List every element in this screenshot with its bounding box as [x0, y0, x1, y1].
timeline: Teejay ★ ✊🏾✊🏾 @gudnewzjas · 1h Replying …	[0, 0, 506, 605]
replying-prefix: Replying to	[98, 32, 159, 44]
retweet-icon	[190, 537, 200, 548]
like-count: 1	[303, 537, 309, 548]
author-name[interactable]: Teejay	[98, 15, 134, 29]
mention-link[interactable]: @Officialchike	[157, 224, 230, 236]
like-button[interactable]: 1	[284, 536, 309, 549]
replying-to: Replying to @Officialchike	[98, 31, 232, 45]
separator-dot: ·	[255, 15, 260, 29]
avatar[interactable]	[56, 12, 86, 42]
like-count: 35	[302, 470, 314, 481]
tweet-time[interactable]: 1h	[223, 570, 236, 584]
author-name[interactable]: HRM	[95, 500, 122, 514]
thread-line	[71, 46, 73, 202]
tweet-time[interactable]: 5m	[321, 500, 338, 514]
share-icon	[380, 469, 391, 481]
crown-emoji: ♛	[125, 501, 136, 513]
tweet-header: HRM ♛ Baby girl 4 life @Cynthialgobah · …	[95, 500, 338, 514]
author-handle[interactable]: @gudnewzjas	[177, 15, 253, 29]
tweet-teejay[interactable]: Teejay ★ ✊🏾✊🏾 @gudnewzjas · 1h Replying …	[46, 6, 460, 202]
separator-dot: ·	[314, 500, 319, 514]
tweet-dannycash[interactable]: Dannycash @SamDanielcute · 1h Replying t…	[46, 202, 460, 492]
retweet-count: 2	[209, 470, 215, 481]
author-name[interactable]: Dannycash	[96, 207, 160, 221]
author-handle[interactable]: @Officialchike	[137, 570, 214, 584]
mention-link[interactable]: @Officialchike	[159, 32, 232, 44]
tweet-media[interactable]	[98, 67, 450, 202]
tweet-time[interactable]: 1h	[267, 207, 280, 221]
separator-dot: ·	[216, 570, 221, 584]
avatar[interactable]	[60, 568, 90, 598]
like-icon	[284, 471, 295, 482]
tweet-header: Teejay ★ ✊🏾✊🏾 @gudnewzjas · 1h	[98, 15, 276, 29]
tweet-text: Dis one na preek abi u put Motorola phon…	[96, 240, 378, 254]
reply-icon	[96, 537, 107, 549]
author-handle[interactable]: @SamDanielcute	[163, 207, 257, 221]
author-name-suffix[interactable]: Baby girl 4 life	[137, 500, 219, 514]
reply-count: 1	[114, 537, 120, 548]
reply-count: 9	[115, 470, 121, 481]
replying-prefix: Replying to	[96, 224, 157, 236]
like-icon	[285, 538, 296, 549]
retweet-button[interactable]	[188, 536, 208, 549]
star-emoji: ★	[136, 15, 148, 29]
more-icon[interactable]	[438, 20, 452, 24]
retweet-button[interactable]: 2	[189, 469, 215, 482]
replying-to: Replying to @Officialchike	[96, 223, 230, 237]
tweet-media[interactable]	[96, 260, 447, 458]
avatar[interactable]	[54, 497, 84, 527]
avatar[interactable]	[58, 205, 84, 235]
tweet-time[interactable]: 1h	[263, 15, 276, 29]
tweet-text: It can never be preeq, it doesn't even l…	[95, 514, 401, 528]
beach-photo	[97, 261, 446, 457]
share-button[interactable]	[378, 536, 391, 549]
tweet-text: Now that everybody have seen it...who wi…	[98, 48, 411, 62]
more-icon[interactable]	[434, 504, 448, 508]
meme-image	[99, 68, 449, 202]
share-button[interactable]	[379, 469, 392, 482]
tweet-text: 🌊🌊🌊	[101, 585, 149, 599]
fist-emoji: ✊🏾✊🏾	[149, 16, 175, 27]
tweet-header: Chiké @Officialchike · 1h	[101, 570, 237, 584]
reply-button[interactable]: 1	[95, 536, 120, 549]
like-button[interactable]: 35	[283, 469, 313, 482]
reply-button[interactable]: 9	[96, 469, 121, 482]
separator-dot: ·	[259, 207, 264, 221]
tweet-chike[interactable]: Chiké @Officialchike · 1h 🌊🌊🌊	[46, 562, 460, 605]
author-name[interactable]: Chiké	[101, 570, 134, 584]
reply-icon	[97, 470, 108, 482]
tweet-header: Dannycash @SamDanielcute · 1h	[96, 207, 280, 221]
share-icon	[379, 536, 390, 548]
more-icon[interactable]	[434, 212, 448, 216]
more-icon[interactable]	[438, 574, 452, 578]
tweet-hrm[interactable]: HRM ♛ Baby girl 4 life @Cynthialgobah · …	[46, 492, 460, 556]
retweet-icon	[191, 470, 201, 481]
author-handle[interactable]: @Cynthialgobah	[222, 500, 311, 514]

= = = =

Task requirements: Print all of the rows above again in the same order, character for character.

The output:
List every element in this screenshot with its bounding box as [x0, y0, x1, y1].
timeline: Teejay ★ ✊🏾✊🏾 @gudnewzjas · 1h Replying …	[0, 0, 506, 605]
replying-prefix: Replying to	[98, 32, 159, 44]
retweet-icon	[190, 537, 200, 548]
like-count: 1	[303, 537, 309, 548]
author-name[interactable]: Teejay	[98, 15, 134, 29]
mention-link[interactable]: @Officialchike	[157, 224, 230, 236]
like-button[interactable]: 1	[284, 536, 309, 549]
replying-to: Replying to @Officialchike	[98, 31, 232, 45]
separator-dot: ·	[255, 15, 260, 29]
avatar[interactable]	[56, 12, 86, 42]
like-count: 35	[302, 470, 314, 481]
tweet-time[interactable]: 1h	[223, 570, 236, 584]
author-name[interactable]: HRM	[95, 500, 122, 514]
thread-line	[71, 46, 73, 202]
tweet-time[interactable]: 5m	[321, 500, 338, 514]
share-icon	[380, 469, 391, 481]
crown-emoji: ♛	[125, 501, 136, 513]
tweet-header: HRM ♛ Baby girl 4 life @Cynthialgobah · …	[95, 500, 338, 514]
author-handle[interactable]: @gudnewzjas	[177, 15, 253, 29]
tweet-teejay[interactable]: Teejay ★ ✊🏾✊🏾 @gudnewzjas · 1h Replying …	[46, 6, 460, 202]
separator-dot: ·	[314, 500, 319, 514]
tweet-dannycash[interactable]: Dannycash @SamDanielcute · 1h Replying t…	[46, 202, 460, 492]
retweet-count: 2	[209, 470, 215, 481]
author-name[interactable]: Dannycash	[96, 207, 160, 221]
author-handle[interactable]: @Officialchike	[137, 570, 214, 584]
mention-link[interactable]: @Officialchike	[159, 32, 232, 44]
tweet-media[interactable]	[98, 67, 450, 202]
tweet-time[interactable]: 1h	[267, 207, 280, 221]
separator-dot: ·	[216, 570, 221, 584]
avatar[interactable]	[60, 568, 90, 598]
like-icon	[284, 471, 295, 482]
tweet-header: Teejay ★ ✊🏾✊🏾 @gudnewzjas · 1h	[98, 15, 276, 29]
tweet-text: Dis one na preek abi u put Motorola phon…	[96, 240, 378, 254]
reply-icon	[96, 537, 107, 549]
author-handle[interactable]: @SamDanielcute	[163, 207, 257, 221]
author-name-suffix[interactable]: Baby girl 4 life	[137, 500, 219, 514]
reply-count: 1	[114, 537, 120, 548]
reply-count: 9	[115, 470, 121, 481]
replying-prefix: Replying to	[96, 224, 157, 236]
like-icon	[285, 538, 296, 549]
retweet-button[interactable]	[188, 536, 208, 549]
star-emoji: ★	[136, 15, 148, 29]
more-icon[interactable]	[438, 20, 452, 24]
retweet-button[interactable]: 2	[189, 469, 215, 482]
replying-to: Replying to @Officialchike	[96, 223, 230, 237]
tweet-media[interactable]	[96, 260, 447, 458]
avatar[interactable]	[54, 497, 84, 527]
avatar[interactable]	[58, 205, 84, 235]
tweet-time[interactable]: 1h	[263, 15, 276, 29]
tweet-text: It can never be preeq, it doesn't even l…	[95, 514, 401, 528]
beach-photo	[97, 261, 446, 457]
share-button[interactable]	[378, 536, 391, 549]
tweet-text: Now that everybody have seen it...who wi…	[98, 48, 411, 62]
more-icon[interactable]	[434, 504, 448, 508]
meme-image	[99, 68, 449, 202]
share-button[interactable]	[379, 469, 392, 482]
tweet-text: 🌊🌊🌊	[101, 585, 149, 599]
fist-emoji: ✊🏾✊🏾	[149, 16, 175, 27]
tweet-header: Chiké @Officialchike · 1h	[101, 570, 237, 584]
reply-button[interactable]: 1	[95, 536, 120, 549]
like-button[interactable]: 35	[283, 469, 313, 482]
reply-button[interactable]: 9	[96, 469, 121, 482]
separator-dot: ·	[259, 207, 264, 221]
tweet-chike[interactable]: Chiké @Officialchike · 1h 🌊🌊🌊	[46, 562, 460, 605]
author-name[interactable]: Chiké	[101, 570, 134, 584]
reply-icon	[97, 470, 108, 482]
tweet-header: Dannycash @SamDanielcute · 1h	[96, 207, 280, 221]
share-icon	[379, 536, 390, 548]
more-icon[interactable]	[434, 212, 448, 216]
more-icon[interactable]	[438, 574, 452, 578]
tweet-hrm[interactable]: HRM ♛ Baby girl 4 life @Cynthialgobah · …	[46, 492, 460, 556]
retweet-icon	[191, 470, 201, 481]
author-handle[interactable]: @Cynthialgobah	[222, 500, 311, 514]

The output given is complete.